[Data records]
----------

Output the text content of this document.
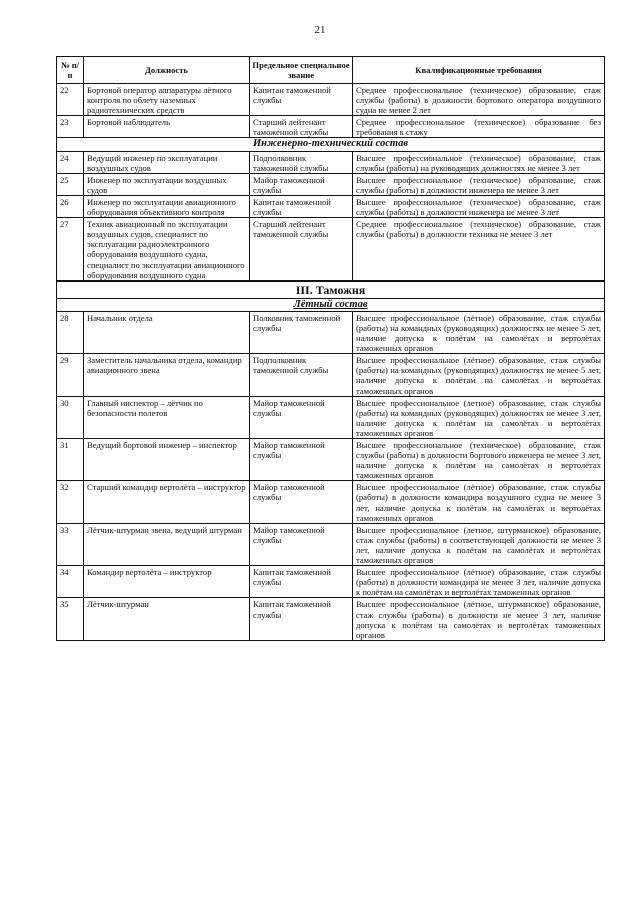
21
№ п/п	Должность	Предельное специальное звание	Квалификационные требования
22	Бортовой оператор аппаратуры лётного контроля по облету наземных радиотехнических средств	Капитан таможенной службы	Среднее профессиональное (техническое) образование, стаж службы (работы) в должности бортового оператора воздушного судна не менее 2 лет
23	Бортовой наблюдатель	Старший лейтенант таможенной службы	Среднее профессиональное (техническое) образование без требования к стажу
Инженерно-технический состав			
24	Ведущий инженер по эксплуатации воздушных судов	Подполковник таможенной службы	Высшее профессиональное (техническое) образование, стаж службы (работы) на руководящих должностях не менее 3 лет
25	Инженер по эксплуатации воздушных судов	Майор таможенной службы	Высшее профессиональное (техническое) образование, стаж службы (работы) в должности инженера не менее 3 лет
26	Инженер по эксплуатации авиационного оборудования объективного контроля	Капитан таможенной службы	Высшее профессиональное (техническое) образование, стаж службы (работы) в должности инженера не менее 3 лет
27	Техник авиационный по эксплуатации воздушных судов, специалист по эксплуатации радиоэлектронного оборудования воздушного судна, специалист по эксплуатации авиационного оборудования воздушного судна	Старший лейтенант таможенной службы	Среднее профессиональное (техническое) образование, стаж службы (работы) в должности техника не менее 3 лет
III. Таможня			
Лётный состав			
28	Начальник отдела	Полковник таможенной службы	Высшее профессиональное (лётное) образование, стаж службы (работы) на командных (руководящих) должностях не менее 5 лет, наличие допуска к полётам на самолётах и вертолётах таможенных органов
29	Заместитель начальника отдела, командир авиационного звена	Подполковник таможенной службы	Высшее профессиональное (лётное) образование, стаж службы (работы) на командных (руководящих) должностях не менее 5 лет, наличие допуска к полётам на самолётах и вертолётах таможенных органов
30	Главный инспектор – лётчик по безопасности полетов	Майор таможенной службы	Высшее профессиональное (летное) образование, стаж службы (работы) на командных (руководящих) должностях не менее 3 лет, наличие допуска к полётам на самолётах и вертолётах таможенных органов
31	Ведущий бортовой инженер – инспектор	Майор таможенной службы	Высшее профессиональное (техническое) образование, стаж службы (работы) в должности бортового инженера не менее 3 лет, наличие допуска к полётам на самолётах и вертолётах таможенных органов
32	Старший командир вертолёта – инструктор	Майор таможенной службы	Высшее профессиональное (лётное) образование, стаж службы (работы) в должности командира воздушного судна не менее 3 лет, наличие допуска к полётам на самолётах и вертолётах таможенных органов
33	Лётчик-штурман звена, ведущий штурман	Майор таможенной службы	Высшее профессиональное (летное, штурманское) образование, стаж службы (работы) в соответствующей должности не менее 3 лет, наличие допуска к полётам на самолётах и вертолётах таможенных органов
34	Командир вертолёта – инструктор	Капитан таможенной службы	Высшее профессиональное (лётное) образование, стаж службы (работы) в должности командира не менее 3 лет, наличие допуска к полётам на самолётах и вертолётах таможенных органов
35	Лётчик-штурман	Капитан таможенной службы	Высшее профессиональное (лётное, штурманское) образование, стаж службы (работы) в должности не менее 3 лет, наличие допуска к полётам на самолётах и вертолётах таможенных органов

----------

The task –
Tell how many lines of the data above hold the string "состав". Give only the number.

Answer –
2